* [What the exercise asks] Where the data below has the string "Football", return the whole line.
Begin Working data
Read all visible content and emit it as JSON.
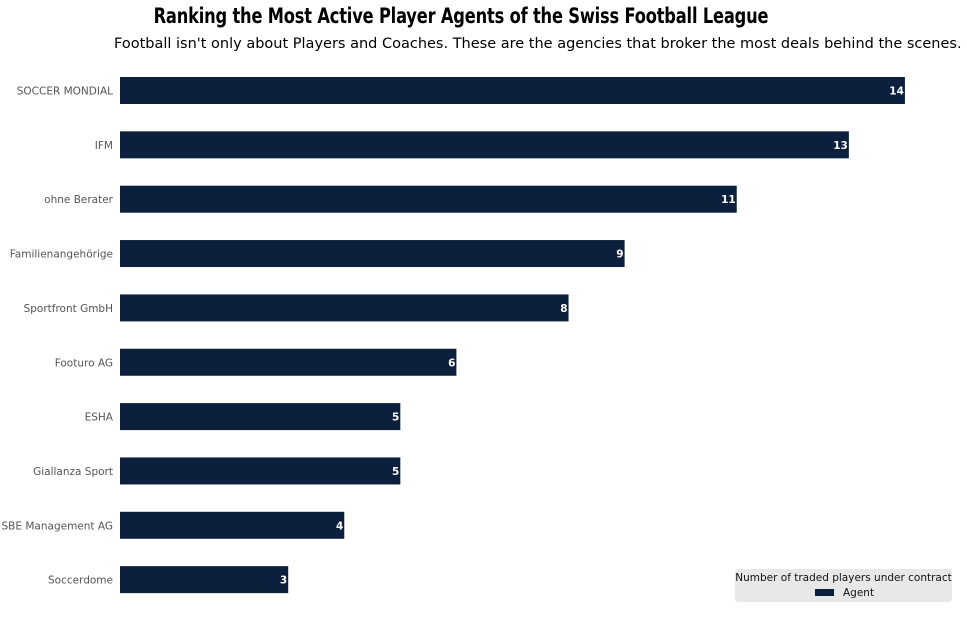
{
  "chart_data": {
    "type": "bar",
    "orientation": "horizontal",
    "title": "Ranking the Most Active Player Agents of the Swiss Football League",
    "subtitle": "Football isn't only about Players and Coaches. These are the agencies that broker the most deals behind the scenes.",
    "categories": [
      "SOCCER MONDIAL",
      "IFM",
      "ohne Berater",
      "Familienangehörige",
      "Sportfront GmbH",
      "Footuro AG",
      "ESHA",
      "Giallanza Sport",
      "SBE Management AG",
      "Soccerdome"
    ],
    "series": [
      {
        "name": "Agent",
        "values": [
          14,
          13,
          11,
          9,
          8,
          6,
          5,
          5,
          4,
          3
        ]
      }
    ],
    "xlim": [
      0,
      15
    ],
    "grid": false,
    "data_labels": true,
    "bar_color": "#0c1f3c",
    "legend": {
      "title": "Number of traded players under contract",
      "position": "bottom-right"
    }
  }
}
End Working data
* [Result of the exercise]
    "title": "Ranking the Most Active Player Agents of the Swiss Football League",
    "subtitle": "Football isn't only about Players and Coaches. These are the agencies that broker the most deals behind the scenes.",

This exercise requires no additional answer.